◆ Required task
Copy the lines holding the word "Durchführung", all of them.

◆ Source records
========================================

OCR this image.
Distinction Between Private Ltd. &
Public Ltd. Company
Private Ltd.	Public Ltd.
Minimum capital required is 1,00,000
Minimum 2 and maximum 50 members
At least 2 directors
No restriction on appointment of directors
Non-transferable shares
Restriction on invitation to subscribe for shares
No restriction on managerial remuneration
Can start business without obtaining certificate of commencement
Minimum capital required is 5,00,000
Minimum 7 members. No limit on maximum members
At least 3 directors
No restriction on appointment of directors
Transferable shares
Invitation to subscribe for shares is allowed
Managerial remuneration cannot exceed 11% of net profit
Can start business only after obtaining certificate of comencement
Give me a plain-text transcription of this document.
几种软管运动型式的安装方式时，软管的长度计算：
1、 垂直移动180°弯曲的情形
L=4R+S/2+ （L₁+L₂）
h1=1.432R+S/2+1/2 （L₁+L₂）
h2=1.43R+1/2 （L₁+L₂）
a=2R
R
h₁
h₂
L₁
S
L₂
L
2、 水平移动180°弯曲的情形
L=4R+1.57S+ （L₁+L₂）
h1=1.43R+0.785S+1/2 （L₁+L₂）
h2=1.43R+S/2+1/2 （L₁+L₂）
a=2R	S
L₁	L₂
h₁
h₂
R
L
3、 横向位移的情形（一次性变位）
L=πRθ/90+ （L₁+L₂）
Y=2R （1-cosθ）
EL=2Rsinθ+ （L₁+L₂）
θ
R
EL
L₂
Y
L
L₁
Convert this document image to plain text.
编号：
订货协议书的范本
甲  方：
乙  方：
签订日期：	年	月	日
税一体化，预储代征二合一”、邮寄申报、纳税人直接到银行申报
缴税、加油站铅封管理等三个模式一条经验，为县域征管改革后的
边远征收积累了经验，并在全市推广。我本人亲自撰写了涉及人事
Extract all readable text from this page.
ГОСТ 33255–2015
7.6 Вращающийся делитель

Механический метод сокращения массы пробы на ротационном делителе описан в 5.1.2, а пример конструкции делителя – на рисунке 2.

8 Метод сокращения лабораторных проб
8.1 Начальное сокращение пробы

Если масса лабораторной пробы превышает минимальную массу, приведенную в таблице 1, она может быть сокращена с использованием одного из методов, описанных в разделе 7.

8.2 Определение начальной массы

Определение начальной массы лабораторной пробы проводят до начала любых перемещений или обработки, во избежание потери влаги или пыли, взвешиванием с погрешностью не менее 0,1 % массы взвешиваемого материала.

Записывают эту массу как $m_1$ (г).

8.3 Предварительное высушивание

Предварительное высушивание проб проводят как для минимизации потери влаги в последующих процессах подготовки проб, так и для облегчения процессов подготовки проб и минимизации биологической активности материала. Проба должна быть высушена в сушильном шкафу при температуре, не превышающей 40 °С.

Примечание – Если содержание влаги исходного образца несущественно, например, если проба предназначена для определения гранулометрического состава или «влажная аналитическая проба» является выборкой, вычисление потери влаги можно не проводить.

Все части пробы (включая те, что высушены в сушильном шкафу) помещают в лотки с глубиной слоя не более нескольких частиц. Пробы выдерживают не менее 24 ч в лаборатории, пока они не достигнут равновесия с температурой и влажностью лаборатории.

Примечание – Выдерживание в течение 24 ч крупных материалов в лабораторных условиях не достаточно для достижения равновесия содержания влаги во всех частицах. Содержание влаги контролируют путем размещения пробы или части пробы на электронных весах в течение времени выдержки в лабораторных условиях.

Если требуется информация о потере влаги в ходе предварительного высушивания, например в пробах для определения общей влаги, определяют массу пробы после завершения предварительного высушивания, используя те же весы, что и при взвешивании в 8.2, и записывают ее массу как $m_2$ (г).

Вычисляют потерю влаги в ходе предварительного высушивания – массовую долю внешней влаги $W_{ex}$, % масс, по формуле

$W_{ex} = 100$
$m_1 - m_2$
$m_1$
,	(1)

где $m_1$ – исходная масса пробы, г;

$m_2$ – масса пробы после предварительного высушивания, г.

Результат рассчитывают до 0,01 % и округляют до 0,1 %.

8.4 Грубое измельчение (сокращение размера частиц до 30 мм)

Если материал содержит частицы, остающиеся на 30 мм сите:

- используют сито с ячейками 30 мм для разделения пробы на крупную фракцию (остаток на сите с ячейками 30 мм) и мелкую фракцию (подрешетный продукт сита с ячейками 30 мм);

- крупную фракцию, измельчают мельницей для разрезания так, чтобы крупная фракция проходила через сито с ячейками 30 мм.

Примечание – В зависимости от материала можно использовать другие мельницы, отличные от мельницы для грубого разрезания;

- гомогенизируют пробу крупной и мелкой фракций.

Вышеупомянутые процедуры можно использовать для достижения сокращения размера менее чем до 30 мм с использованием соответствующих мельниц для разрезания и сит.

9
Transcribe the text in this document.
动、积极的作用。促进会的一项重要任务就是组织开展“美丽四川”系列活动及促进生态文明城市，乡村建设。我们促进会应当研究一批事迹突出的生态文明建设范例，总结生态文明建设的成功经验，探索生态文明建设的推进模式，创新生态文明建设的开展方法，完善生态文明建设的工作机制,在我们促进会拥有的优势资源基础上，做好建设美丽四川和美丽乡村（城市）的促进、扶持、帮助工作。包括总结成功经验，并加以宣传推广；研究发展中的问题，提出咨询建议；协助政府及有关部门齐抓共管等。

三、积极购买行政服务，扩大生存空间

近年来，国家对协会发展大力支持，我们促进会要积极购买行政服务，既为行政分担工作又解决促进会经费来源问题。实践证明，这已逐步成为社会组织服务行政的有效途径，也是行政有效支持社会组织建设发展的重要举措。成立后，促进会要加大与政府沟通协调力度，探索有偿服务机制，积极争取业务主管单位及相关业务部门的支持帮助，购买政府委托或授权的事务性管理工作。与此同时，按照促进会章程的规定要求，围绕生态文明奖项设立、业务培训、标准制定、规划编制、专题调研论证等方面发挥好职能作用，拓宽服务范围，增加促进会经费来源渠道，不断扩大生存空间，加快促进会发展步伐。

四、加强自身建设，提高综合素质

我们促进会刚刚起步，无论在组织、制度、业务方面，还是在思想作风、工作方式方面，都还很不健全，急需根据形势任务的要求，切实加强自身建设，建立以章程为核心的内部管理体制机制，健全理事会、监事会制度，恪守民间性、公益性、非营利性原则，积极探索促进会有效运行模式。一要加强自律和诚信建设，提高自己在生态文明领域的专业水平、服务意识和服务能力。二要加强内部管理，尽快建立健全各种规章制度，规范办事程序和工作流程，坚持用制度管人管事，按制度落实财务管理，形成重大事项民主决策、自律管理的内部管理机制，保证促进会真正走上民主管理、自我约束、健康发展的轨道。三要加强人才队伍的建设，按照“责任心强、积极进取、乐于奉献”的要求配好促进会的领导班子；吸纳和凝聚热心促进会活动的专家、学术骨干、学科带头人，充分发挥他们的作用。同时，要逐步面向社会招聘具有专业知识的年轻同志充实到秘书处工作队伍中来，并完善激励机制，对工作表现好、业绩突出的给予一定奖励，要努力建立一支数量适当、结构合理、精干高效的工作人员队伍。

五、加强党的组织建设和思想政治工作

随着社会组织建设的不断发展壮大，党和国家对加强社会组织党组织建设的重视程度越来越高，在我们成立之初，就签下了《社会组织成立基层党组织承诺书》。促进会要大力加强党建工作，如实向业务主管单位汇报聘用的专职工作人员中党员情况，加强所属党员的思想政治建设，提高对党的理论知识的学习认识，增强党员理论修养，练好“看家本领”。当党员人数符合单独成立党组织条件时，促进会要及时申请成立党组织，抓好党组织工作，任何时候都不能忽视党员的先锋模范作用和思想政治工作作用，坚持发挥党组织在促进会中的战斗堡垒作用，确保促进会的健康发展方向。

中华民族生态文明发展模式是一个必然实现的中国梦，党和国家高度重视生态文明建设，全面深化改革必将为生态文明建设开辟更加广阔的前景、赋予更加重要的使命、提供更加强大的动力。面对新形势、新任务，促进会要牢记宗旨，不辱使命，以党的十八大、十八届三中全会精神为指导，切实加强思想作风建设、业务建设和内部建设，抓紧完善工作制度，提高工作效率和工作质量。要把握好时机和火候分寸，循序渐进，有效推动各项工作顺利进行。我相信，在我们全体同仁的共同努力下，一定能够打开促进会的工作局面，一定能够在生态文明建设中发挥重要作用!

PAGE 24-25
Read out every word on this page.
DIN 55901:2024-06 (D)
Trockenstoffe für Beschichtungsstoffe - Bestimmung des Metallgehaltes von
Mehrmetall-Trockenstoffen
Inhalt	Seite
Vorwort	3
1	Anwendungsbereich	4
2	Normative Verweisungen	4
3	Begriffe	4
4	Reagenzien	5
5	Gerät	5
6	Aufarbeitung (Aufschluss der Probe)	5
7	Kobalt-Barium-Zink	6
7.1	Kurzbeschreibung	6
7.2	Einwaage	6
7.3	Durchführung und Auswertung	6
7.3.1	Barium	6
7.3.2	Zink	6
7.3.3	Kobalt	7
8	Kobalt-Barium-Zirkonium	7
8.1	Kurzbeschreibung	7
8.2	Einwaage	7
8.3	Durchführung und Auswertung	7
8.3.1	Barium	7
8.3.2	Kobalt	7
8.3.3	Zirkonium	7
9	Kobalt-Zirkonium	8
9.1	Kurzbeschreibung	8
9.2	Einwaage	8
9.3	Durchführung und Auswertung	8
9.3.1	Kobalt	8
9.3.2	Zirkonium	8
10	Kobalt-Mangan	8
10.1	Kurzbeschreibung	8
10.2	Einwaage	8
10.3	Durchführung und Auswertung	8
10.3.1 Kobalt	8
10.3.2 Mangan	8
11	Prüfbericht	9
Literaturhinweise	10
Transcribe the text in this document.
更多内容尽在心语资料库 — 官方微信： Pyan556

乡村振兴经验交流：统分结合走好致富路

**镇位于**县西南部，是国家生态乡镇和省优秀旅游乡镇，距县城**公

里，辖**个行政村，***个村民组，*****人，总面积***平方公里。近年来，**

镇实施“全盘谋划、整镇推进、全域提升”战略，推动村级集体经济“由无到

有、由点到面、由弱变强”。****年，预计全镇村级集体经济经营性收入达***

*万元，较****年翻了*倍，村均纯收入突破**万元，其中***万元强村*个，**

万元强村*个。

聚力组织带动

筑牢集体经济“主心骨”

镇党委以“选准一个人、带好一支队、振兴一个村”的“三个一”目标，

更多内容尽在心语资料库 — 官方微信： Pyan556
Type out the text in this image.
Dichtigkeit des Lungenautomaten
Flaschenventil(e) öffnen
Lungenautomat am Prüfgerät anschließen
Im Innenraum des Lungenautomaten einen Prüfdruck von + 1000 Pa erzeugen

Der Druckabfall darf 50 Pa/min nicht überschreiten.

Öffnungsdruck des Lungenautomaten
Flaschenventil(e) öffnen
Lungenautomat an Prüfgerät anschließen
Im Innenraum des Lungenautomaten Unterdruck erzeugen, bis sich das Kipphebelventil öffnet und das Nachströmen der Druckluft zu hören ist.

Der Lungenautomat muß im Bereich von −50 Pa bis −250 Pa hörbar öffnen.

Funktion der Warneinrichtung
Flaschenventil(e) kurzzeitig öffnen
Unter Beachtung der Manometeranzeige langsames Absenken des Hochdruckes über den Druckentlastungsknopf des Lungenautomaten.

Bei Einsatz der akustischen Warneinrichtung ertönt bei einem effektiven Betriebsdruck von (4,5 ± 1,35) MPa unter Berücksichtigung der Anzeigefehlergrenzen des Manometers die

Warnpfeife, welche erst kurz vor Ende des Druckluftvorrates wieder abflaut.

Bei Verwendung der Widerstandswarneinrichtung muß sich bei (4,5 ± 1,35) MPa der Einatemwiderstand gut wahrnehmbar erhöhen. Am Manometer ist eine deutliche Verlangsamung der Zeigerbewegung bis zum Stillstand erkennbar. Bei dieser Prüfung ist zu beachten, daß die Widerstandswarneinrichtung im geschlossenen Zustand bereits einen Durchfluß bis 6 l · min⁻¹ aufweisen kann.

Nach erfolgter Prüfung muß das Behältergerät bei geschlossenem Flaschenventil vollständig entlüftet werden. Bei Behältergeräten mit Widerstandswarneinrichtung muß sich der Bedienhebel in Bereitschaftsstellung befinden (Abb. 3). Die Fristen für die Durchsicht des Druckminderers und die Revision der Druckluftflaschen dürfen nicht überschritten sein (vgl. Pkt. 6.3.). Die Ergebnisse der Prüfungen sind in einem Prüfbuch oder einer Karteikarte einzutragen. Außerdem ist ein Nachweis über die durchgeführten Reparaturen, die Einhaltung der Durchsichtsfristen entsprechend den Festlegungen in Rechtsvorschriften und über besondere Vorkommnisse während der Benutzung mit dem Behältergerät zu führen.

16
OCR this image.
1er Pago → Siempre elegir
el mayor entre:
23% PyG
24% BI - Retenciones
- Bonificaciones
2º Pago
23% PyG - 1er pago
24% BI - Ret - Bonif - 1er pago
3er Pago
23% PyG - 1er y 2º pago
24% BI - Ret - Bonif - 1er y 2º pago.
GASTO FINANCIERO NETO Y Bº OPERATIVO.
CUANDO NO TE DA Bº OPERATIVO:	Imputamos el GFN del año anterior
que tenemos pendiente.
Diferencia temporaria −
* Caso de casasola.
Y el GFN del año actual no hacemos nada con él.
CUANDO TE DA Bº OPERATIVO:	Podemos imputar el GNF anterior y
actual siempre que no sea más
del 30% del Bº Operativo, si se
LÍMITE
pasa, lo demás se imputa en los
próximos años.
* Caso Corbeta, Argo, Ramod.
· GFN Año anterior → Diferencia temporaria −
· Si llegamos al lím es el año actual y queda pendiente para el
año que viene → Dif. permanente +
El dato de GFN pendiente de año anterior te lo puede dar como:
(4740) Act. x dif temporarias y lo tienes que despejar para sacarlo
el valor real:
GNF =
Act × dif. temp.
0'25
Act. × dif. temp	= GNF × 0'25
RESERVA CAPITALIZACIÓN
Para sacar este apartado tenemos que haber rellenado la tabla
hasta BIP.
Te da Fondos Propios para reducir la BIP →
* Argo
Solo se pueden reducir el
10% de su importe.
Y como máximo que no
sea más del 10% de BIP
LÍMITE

========================================

◆ Task response
7.3	Durchführung und Auswertung	6
8.3	Durchführung und Auswertung	7
9.3	Durchführung und Auswertung	8
10.3	Durchführung und Auswertung	8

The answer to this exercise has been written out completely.